ABOUT THIS EXERCISE: Filter the data below for the string "JSON" and copy each matching line.

=== DATASET EXCERPTS ===

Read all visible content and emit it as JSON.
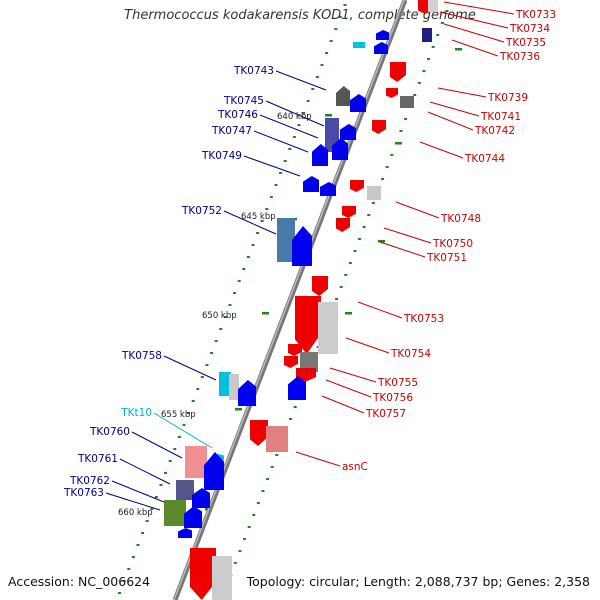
{
  "title": "Thermococcus kodakarensis KOD1, complete genome",
  "footer": {
    "accession": "Accession: NC_006624",
    "summary": "Topology: circular; Length: 2,088,737 bp; Genes: 2,358"
  },
  "scale_labels": [
    "640 kbp",
    "645 kbp",
    "650 kbp",
    "655 kbp",
    "660 kbp"
  ],
  "colors": {
    "forward_gene": "#0000ee",
    "reverse_gene": "#ee0000",
    "trna": "#00c0e0",
    "backbone": "#888888",
    "tick": "#1a8a1a"
  },
  "forward_labels": [
    "TK0743",
    "TK0745",
    "TK0746",
    "TK0747",
    "TK0749",
    "TK0752",
    "TK0758",
    "TKt10",
    "TK0760",
    "TK0761",
    "TK0762",
    "TK0763"
  ],
  "reverse_labels": [
    "TK0733",
    "TK0734",
    "TK0735",
    "TK0736",
    "TK0739",
    "TK0741",
    "TK0742",
    "TK0744",
    "TK0748",
    "TK0750",
    "TK0751",
    "TK0753",
    "TK0754",
    "TK0755",
    "TK0756",
    "TK0757",
    "asnC"
  ]
}
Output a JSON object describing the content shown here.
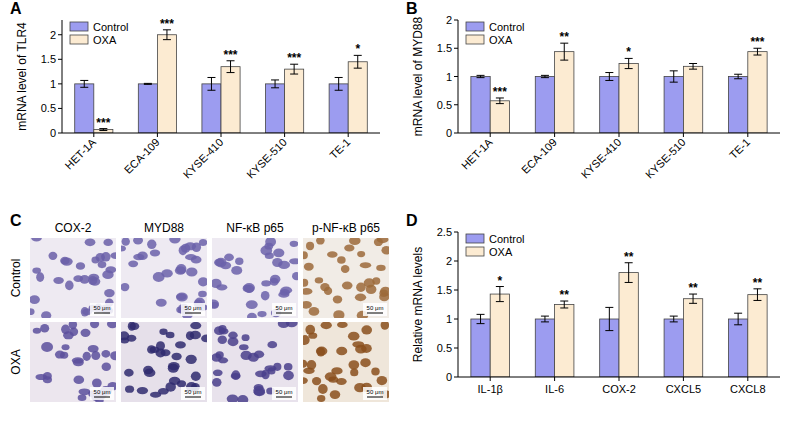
{
  "chart_data": [
    {
      "type": "bar",
      "panel_label": "A",
      "y_label": "mRNA level of TLR4",
      "categories": [
        "HET-1A",
        "ECA-109",
        "KYSE-410",
        "KYSE-510",
        "TE-1"
      ],
      "series": [
        {
          "name": "Control",
          "color": "#9c9cf0",
          "values": [
            1,
            1,
            1,
            1,
            1
          ],
          "errors": [
            0.07,
            0.01,
            0.13,
            0.08,
            0.13
          ]
        },
        {
          "name": "OXA",
          "color": "#fcebd2",
          "values": [
            0.07,
            2.0,
            1.35,
            1.3,
            1.45
          ],
          "errors": [
            0.02,
            0.1,
            0.12,
            0.1,
            0.13
          ],
          "significance": [
            "***",
            "***",
            "***",
            "***",
            "*"
          ]
        }
      ],
      "ylim": [
        0,
        2.3
      ],
      "yticks": [
        0,
        0.5,
        1,
        1.5,
        2
      ],
      "grid": false,
      "legend": "top-left"
    },
    {
      "type": "bar",
      "panel_label": "B",
      "y_label": "mRNA level of MYD88",
      "categories": [
        "HET-1A",
        "ECA-109",
        "KYSE-410",
        "KYSE-510",
        "TE-1"
      ],
      "series": [
        {
          "name": "Control",
          "color": "#9c9cf0",
          "values": [
            1,
            1,
            1,
            1,
            1
          ],
          "errors": [
            0.02,
            0.02,
            0.07,
            0.1,
            0.04
          ]
        },
        {
          "name": "OXA",
          "color": "#fcebd2",
          "values": [
            0.57,
            1.44,
            1.23,
            1.18,
            1.44
          ],
          "errors": [
            0.05,
            0.15,
            0.09,
            0.05,
            0.06
          ],
          "significance": [
            "***",
            "**",
            "*",
            null,
            "***"
          ]
        }
      ],
      "ylim": [
        0,
        2
      ],
      "yticks": [
        0,
        0.5,
        1,
        1.5,
        2
      ],
      "grid": false,
      "legend": "top-left"
    },
    {
      "type": "bar",
      "panel_label": "D",
      "y_label": "Relative mRNA  levels",
      "categories": [
        "IL-1β",
        "IL-6",
        "COX-2",
        "CXCL5",
        "CXCL8"
      ],
      "series": [
        {
          "name": "Control",
          "color": "#9c9cf0",
          "values": [
            1,
            1,
            1,
            1,
            1
          ],
          "errors": [
            0.08,
            0.05,
            0.2,
            0.05,
            0.1
          ]
        },
        {
          "name": "OXA",
          "color": "#fcebd2",
          "values": [
            1.43,
            1.25,
            1.8,
            1.35,
            1.42
          ],
          "errors": [
            0.13,
            0.06,
            0.17,
            0.08,
            0.1
          ],
          "significance": [
            "*",
            "**",
            "**",
            "**",
            "**"
          ]
        }
      ],
      "ylim": [
        0,
        2.5
      ],
      "yticks": [
        0,
        0.5,
        1,
        1.5,
        2,
        2.5
      ],
      "grid": false,
      "legend": "top-left"
    }
  ],
  "image_panel": {
    "panel_label": "C",
    "columns": [
      "COX-2",
      "MYD88",
      "NF-κB p65",
      "p-NF-κB p65"
    ],
    "rows": [
      "Control",
      "OXA"
    ],
    "scale_bar": "50 μm"
  }
}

===

EXPECTED OUTPUT:
Read all visible content and emit it as JSON.
Output a JSON object describing the content shown here.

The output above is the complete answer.